** Begin **

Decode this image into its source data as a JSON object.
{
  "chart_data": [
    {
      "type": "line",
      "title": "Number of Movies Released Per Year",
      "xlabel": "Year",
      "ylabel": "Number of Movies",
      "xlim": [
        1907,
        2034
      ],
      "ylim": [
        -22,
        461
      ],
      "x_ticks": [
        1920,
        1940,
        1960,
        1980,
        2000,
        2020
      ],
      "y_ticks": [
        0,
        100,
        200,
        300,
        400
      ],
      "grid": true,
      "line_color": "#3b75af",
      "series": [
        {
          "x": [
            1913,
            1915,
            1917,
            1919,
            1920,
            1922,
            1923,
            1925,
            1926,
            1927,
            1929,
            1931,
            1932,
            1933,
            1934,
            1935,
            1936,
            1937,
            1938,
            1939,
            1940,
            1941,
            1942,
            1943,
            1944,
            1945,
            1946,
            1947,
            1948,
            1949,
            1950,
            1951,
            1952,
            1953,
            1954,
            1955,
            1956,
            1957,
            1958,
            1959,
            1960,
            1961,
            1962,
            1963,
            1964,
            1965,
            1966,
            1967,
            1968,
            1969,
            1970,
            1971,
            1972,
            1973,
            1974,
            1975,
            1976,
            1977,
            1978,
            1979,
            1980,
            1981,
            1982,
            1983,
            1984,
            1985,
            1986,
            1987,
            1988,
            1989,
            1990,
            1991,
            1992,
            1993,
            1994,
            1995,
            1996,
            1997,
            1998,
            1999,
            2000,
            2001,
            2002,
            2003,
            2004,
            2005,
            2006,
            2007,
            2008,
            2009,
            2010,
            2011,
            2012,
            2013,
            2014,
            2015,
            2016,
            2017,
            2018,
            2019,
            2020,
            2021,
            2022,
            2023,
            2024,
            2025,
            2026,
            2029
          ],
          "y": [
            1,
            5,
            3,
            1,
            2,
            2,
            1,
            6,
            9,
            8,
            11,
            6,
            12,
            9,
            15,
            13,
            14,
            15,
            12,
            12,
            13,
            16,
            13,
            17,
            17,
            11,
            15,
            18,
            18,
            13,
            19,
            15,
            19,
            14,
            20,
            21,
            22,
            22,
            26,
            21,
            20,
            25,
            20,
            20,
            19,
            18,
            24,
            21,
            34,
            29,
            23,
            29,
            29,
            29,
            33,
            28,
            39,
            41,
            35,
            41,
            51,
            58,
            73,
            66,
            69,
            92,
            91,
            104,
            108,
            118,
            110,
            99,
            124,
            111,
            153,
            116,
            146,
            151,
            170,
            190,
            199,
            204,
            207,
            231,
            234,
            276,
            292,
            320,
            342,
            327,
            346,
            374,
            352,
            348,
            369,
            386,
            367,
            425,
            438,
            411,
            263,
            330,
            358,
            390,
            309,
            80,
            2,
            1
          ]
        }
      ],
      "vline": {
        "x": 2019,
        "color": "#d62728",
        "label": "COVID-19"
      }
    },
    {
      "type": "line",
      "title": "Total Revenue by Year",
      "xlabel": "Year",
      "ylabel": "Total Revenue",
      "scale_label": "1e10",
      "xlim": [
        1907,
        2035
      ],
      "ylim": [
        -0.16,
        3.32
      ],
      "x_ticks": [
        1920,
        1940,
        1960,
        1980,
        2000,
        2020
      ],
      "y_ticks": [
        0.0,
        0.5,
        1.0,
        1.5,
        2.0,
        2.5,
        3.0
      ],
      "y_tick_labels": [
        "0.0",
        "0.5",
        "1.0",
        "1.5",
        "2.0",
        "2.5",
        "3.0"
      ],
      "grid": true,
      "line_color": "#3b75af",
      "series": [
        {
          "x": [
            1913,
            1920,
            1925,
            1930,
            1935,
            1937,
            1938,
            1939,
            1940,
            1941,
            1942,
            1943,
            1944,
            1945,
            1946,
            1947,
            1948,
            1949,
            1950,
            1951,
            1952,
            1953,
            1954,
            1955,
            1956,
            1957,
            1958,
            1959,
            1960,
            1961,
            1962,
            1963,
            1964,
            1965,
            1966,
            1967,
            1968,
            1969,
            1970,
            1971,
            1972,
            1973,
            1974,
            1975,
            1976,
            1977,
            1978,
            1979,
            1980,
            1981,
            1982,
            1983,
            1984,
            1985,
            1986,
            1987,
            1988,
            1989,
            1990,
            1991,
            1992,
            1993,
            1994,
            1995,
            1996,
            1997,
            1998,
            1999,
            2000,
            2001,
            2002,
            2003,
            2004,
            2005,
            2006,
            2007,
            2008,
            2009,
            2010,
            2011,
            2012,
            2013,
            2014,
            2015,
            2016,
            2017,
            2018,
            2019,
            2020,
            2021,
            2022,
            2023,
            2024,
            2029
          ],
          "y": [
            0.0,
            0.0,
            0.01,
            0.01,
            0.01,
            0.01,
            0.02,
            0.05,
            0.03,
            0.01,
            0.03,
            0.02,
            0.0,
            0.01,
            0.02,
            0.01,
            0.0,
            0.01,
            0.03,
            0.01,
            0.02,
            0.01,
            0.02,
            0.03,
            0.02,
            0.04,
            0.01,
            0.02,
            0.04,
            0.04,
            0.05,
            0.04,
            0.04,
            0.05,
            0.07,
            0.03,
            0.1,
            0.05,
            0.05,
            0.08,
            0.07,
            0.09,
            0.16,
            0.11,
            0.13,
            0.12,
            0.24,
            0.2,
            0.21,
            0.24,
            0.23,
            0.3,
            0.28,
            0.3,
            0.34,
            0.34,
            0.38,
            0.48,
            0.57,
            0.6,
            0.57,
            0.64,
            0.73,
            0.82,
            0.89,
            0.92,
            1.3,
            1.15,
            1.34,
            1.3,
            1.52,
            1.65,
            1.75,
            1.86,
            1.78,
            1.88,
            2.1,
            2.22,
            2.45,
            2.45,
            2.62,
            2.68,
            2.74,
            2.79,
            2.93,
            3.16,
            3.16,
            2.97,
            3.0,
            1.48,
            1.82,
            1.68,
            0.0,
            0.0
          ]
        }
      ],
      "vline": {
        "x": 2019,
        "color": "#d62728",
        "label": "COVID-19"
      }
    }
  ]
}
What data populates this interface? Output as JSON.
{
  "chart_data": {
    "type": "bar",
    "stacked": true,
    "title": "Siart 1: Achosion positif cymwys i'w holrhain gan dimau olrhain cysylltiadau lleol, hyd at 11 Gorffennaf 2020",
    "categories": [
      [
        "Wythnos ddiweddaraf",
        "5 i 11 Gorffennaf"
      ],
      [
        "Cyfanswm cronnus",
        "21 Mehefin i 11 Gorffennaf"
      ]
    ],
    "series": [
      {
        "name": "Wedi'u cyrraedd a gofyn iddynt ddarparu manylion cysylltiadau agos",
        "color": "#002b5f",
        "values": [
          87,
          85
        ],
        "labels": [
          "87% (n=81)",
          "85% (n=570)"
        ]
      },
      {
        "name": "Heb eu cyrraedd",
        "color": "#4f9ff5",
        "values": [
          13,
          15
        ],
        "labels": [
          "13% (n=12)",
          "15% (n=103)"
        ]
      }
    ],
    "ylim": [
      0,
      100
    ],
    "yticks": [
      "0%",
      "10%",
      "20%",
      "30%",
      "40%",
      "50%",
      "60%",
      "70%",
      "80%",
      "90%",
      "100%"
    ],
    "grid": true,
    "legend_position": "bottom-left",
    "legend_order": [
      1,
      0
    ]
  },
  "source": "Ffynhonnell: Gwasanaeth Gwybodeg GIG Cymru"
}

** End **

(Instruction): State, as a bare number, how many lines of the listing hold the word "cysylltiadau".

(Exercise solution): 2